[Records from a dataset]
□ □ □ □ □ □ □

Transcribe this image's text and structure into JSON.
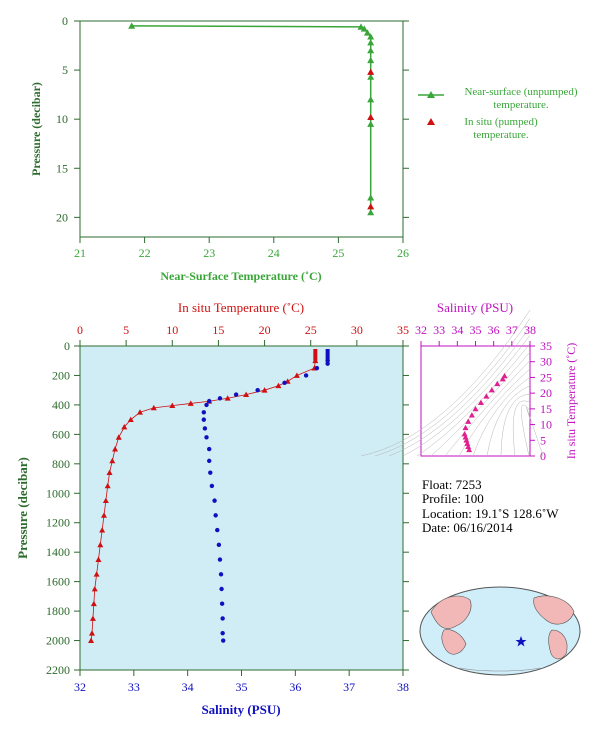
{
  "chart_data": [
    {
      "type": "line",
      "xlabel": "Near-Surface Temperature (˚C)",
      "ylabel": "Pressure (decibar)",
      "xlim": [
        21,
        26
      ],
      "ylim": [
        0,
        22
      ],
      "x_ticks": [
        "21",
        "22",
        "23",
        "24",
        "25",
        "26"
      ],
      "y_ticks": [
        "0",
        "5",
        "10",
        "15",
        "20"
      ],
      "legend_position": "right",
      "series": [
        {
          "name": "Near-surface (unpumped) temperature.",
          "color": "#3aa63a",
          "points": [
            [
              21.8,
              0.5
            ],
            [
              25.35,
              0.6
            ],
            [
              25.4,
              0.8
            ],
            [
              25.45,
              1.2
            ],
            [
              25.5,
              1.6
            ],
            [
              25.5,
              2.2
            ],
            [
              25.5,
              3.0
            ],
            [
              25.5,
              4.0
            ],
            [
              25.5,
              5.7
            ],
            [
              25.5,
              8.0
            ],
            [
              25.5,
              10.5
            ],
            [
              25.5,
              18.0
            ],
            [
              25.5,
              19.5
            ]
          ]
        },
        {
          "name": "In situ (pumped) temperature.",
          "color": "#d01010",
          "points": [
            [
              25.5,
              5.2
            ],
            [
              25.5,
              9.8
            ],
            [
              25.5,
              18.9
            ]
          ]
        }
      ]
    },
    {
      "type": "scatter",
      "x_top_label": "In situ Temperature (˚C)",
      "x_bottom_label": "Salinity (PSU)",
      "ylabel": "Pressure (decibar)",
      "temp_lim": [
        0,
        35
      ],
      "sal_lim": [
        32,
        38
      ],
      "ylim": [
        0,
        2200
      ],
      "temp_ticks": [
        "0",
        "5",
        "10",
        "15",
        "20",
        "25",
        "30",
        "35"
      ],
      "sal_ticks": [
        "32",
        "33",
        "34",
        "35",
        "36",
        "37",
        "38"
      ],
      "y_ticks": [
        "0",
        "200",
        "400",
        "600",
        "800",
        "1000",
        "1200",
        "1400",
        "1600",
        "1800",
        "2000",
        "2200"
      ],
      "background": "#d0ecf5",
      "temperature_series": [
        [
          25.5,
          100
        ],
        [
          25.4,
          150
        ],
        [
          23.5,
          200
        ],
        [
          22.5,
          240
        ],
        [
          21.5,
          270
        ],
        [
          20,
          300
        ],
        [
          18,
          330
        ],
        [
          16,
          355
        ],
        [
          14,
          375
        ],
        [
          12,
          390
        ],
        [
          10,
          405
        ],
        [
          8,
          420
        ],
        [
          6.5,
          450
        ],
        [
          5.5,
          500
        ],
        [
          4.8,
          550
        ],
        [
          4.2,
          620
        ],
        [
          3.8,
          700
        ],
        [
          3.5,
          780
        ],
        [
          3.2,
          860
        ],
        [
          3.0,
          950
        ],
        [
          2.8,
          1050
        ],
        [
          2.6,
          1150
        ],
        [
          2.4,
          1250
        ],
        [
          2.2,
          1350
        ],
        [
          2.0,
          1450
        ],
        [
          1.8,
          1550
        ],
        [
          1.6,
          1650
        ],
        [
          1.5,
          1750
        ],
        [
          1.4,
          1850
        ],
        [
          1.3,
          1950
        ],
        [
          1.2,
          2000
        ]
      ],
      "salinity_series": [
        [
          36.6,
          100
        ],
        [
          36.6,
          120
        ],
        [
          36.4,
          150
        ],
        [
          36.2,
          200
        ],
        [
          35.8,
          250
        ],
        [
          35.3,
          300
        ],
        [
          34.9,
          330
        ],
        [
          34.6,
          355
        ],
        [
          34.4,
          375
        ],
        [
          34.35,
          400
        ],
        [
          34.3,
          450
        ],
        [
          34.3,
          500
        ],
        [
          34.32,
          560
        ],
        [
          34.35,
          620
        ],
        [
          34.4,
          700
        ],
        [
          34.4,
          780
        ],
        [
          34.42,
          860
        ],
        [
          34.45,
          950
        ],
        [
          34.5,
          1050
        ],
        [
          34.52,
          1150
        ],
        [
          34.55,
          1250
        ],
        [
          34.58,
          1350
        ],
        [
          34.6,
          1450
        ],
        [
          34.62,
          1550
        ],
        [
          34.63,
          1650
        ],
        [
          34.64,
          1750
        ],
        [
          34.65,
          1850
        ],
        [
          34.65,
          1950
        ],
        [
          34.66,
          2000
        ]
      ]
    },
    {
      "type": "scatter",
      "title": "Salinity (PSU)",
      "ylabel": "In situ Temperature (˚C)",
      "xlim": [
        32,
        38
      ],
      "ylim": [
        0,
        35
      ],
      "x_ticks": [
        "32",
        "33",
        "34",
        "35",
        "36",
        "37",
        "38"
      ],
      "y_ticks": [
        "0",
        "5",
        "10",
        "15",
        "20",
        "25",
        "30",
        "35"
      ],
      "points": [
        [
          34.65,
          2
        ],
        [
          34.6,
          3
        ],
        [
          34.55,
          4
        ],
        [
          34.5,
          5
        ],
        [
          34.45,
          6
        ],
        [
          34.4,
          7
        ],
        [
          34.45,
          9
        ],
        [
          34.6,
          11
        ],
        [
          34.8,
          13
        ],
        [
          35.0,
          15
        ],
        [
          35.3,
          17
        ],
        [
          35.6,
          19
        ],
        [
          35.9,
          21
        ],
        [
          36.2,
          23
        ],
        [
          36.5,
          24.5
        ],
        [
          36.6,
          25.5
        ]
      ]
    }
  ],
  "float_info": {
    "float": "Float:  7253",
    "profile": "Profile:  100",
    "location": "Location:  19.1˚S  128.6˚W",
    "date": "Date:  06/16/2014"
  }
}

□ □ □ □ □ □ □

Your task is to gather all lines from the entries above that hold the word "name".

= RESULT =
          "name": "Near-surface (unpumped) temperature.",
          "name": "In situ (pumped) temperature.",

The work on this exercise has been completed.